Below is a block of records; repeat each one exactly.

[Saved data entries]
--*--

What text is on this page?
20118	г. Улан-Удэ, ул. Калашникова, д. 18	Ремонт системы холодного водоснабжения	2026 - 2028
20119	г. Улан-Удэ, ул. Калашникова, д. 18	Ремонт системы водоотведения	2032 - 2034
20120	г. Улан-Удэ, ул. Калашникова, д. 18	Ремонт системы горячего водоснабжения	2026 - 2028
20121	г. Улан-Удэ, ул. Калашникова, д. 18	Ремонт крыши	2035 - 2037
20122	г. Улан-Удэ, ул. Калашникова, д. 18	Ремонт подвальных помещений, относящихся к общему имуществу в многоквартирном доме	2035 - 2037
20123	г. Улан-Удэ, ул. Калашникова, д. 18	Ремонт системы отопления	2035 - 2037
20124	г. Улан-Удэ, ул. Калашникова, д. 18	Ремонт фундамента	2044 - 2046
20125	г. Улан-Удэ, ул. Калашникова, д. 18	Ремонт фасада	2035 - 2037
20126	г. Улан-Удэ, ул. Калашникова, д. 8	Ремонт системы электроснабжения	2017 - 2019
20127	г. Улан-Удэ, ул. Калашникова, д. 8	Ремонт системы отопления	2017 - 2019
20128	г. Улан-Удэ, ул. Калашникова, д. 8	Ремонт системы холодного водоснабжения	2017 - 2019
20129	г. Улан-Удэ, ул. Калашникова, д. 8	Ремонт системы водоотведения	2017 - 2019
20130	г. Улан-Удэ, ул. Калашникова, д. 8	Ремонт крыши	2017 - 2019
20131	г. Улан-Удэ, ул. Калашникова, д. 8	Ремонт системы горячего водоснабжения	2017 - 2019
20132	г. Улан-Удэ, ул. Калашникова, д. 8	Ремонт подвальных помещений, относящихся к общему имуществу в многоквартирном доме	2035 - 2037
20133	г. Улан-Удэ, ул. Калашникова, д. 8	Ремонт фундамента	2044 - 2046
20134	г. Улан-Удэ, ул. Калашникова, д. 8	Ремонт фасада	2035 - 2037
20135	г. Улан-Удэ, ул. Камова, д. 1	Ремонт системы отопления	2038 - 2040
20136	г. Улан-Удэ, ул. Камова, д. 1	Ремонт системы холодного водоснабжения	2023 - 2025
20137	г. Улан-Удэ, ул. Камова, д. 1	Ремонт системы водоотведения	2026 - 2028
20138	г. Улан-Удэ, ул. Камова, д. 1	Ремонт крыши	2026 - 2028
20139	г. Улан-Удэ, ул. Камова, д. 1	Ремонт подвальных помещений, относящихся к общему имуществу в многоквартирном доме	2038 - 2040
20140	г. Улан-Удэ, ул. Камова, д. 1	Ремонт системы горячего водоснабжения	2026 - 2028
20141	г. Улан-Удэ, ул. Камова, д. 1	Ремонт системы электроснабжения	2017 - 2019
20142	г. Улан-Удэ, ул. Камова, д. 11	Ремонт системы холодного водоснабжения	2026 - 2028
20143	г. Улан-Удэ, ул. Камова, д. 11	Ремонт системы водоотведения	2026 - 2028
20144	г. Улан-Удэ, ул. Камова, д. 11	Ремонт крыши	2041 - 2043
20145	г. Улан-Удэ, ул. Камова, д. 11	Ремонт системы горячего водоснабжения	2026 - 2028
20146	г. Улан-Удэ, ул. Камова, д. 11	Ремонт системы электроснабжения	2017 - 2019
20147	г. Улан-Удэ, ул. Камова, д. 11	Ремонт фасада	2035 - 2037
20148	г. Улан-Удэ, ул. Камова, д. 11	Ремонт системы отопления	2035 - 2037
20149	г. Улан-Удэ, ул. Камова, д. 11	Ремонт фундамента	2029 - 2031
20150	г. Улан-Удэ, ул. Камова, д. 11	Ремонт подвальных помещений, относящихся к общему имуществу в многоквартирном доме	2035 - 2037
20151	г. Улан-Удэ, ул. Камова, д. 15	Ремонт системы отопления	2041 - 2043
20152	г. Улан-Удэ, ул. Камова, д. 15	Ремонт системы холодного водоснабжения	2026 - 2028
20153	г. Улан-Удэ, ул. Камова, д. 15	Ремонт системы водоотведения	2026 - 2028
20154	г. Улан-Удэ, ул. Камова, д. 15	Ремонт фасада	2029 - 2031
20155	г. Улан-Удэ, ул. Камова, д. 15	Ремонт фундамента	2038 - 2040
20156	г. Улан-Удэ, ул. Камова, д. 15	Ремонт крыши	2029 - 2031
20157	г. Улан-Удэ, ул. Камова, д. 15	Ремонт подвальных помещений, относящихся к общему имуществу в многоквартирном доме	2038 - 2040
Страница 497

--*--

Response below ▸
What text is on this page?
20118	г. Улан-Удэ, ул. Калашникова, д. 18	Ремонт системы холодного водоснабжения	2026 - 2028
20119	г. Улан-Удэ, ул. Калашникова, д. 18	Ремонт системы водоотведения	2032 - 2034
20120	г. Улан-Удэ, ул. Калашникова, д. 18	Ремонт системы горячего водоснабжения	2026 - 2028
20121	г. Улан-Удэ, ул. Калашникова, д. 18	Ремонт крыши	2035 - 2037
20122	г. Улан-Удэ, ул. Калашникова, д. 18	Ремонт подвальных помещений, относящихся к общему имуществу в многоквартирном доме	2035 - 2037
20123	г. Улан-Удэ, ул. Калашникова, д. 18	Ремонт системы отопления	2035 - 2037
20124	г. Улан-Удэ, ул. Калашникова, д. 18	Ремонт фундамента	2044 - 2046
20125	г. Улан-Удэ, ул. Калашникова, д. 18	Ремонт фасада	2035 - 2037
20126	г. Улан-Удэ, ул. Калашникова, д. 8	Ремонт системы электроснабжения	2017 - 2019
20127	г. Улан-Удэ, ул. Калашникова, д. 8	Ремонт системы отопления	2017 - 2019
20128	г. Улан-Удэ, ул. Калашникова, д. 8	Ремонт системы холодного водоснабжения	2017 - 2019
20129	г. Улан-Удэ, ул. Калашникова, д. 8	Ремонт системы водоотведения	2017 - 2019
20130	г. Улан-Удэ, ул. Калашникова, д. 8	Ремонт крыши	2017 - 2019
20131	г. Улан-Удэ, ул. Калашникова, д. 8	Ремонт системы горячего водоснабжения	2017 - 2019
20132	г. Улан-Удэ, ул. Калашникова, д. 8	Ремонт подвальных помещений, относящихся к общему имуществу в многоквартирном доме	2035 - 2037
20133	г. Улан-Удэ, ул. Калашникова, д. 8	Ремонт фундамента	2044 - 2046
20134	г. Улан-Удэ, ул. Калашникова, д. 8	Ремонт фасада	2035 - 2037
20135	г. Улан-Удэ, ул. Камова, д. 1	Ремонт системы отопления	2038 - 2040
20136	г. Улан-Удэ, ул. Камова, д. 1	Ремонт системы холодного водоснабжения	2023 - 2025
20137	г. Улан-Удэ, ул. Камова, д. 1	Ремонт системы водоотведения	2026 - 2028
20138	г. Улан-Удэ, ул. Камова, д. 1	Ремонт крыши	2026 - 2028
20139	г. Улан-Удэ, ул. Камова, д. 1	Ремонт подвальных помещений, относящихся к общему имуществу в многоквартирном доме	2038 - 2040
20140	г. Улан-Удэ, ул. Камова, д. 1	Ремонт системы горячего водоснабжения	2026 - 2028
20141	г. Улан-Удэ, ул. Камова, д. 1	Ремонт системы электроснабжения	2017 - 2019
20142	г. Улан-Удэ, ул. Камова, д. 11	Ремонт системы холодного водоснабжения	2026 - 2028
20143	г. Улан-Удэ, ул. Камова, д. 11	Ремонт системы водоотведения	2026 - 2028
20144	г. Улан-Удэ, ул. Камова, д. 11	Ремонт крыши	2041 - 2043
20145	г. Улан-Удэ, ул. Камова, д. 11	Ремонт системы горячего водоснабжения	2026 - 2028
20146	г. Улан-Удэ, ул. Камова, д. 11	Ремонт системы электроснабжения	2017 - 2019
20147	г. Улан-Удэ, ул. Камова, д. 11	Ремонт фасада	2035 - 2037
20148	г. Улан-Удэ, ул. Камова, д. 11	Ремонт системы отопления	2035 - 2037
20149	г. Улан-Удэ, ул. Камова, д. 11	Ремонт фундамента	2029 - 2031
20150	г. Улан-Удэ, ул. Камова, д. 11	Ремонт подвальных помещений, относящихся к общему имуществу в многоквартирном доме	2035 - 2037
20151	г. Улан-Удэ, ул. Камова, д. 15	Ремонт системы отопления	2041 - 2043
20152	г. Улан-Удэ, ул. Камова, д. 15	Ремонт системы холодного водоснабжения	2026 - 2028
20153	г. Улан-Удэ, ул. Камова, д. 15	Ремонт системы водоотведения	2026 - 2028
20154	г. Улан-Удэ, ул. Камова, д. 15	Ремонт фасада	2029 - 2031
20155	г. Улан-Удэ, ул. Камова, д. 15	Ремонт фундамента	2038 - 2040
20156	г. Улан-Удэ, ул. Камова, д. 15	Ремонт крыши	2029 - 2031
20157	г. Улан-Удэ, ул. Камова, д. 15	Ремонт подвальных помещений, относящихся к общему имуществу в многоквартирном доме	2038 - 2040
Страница 497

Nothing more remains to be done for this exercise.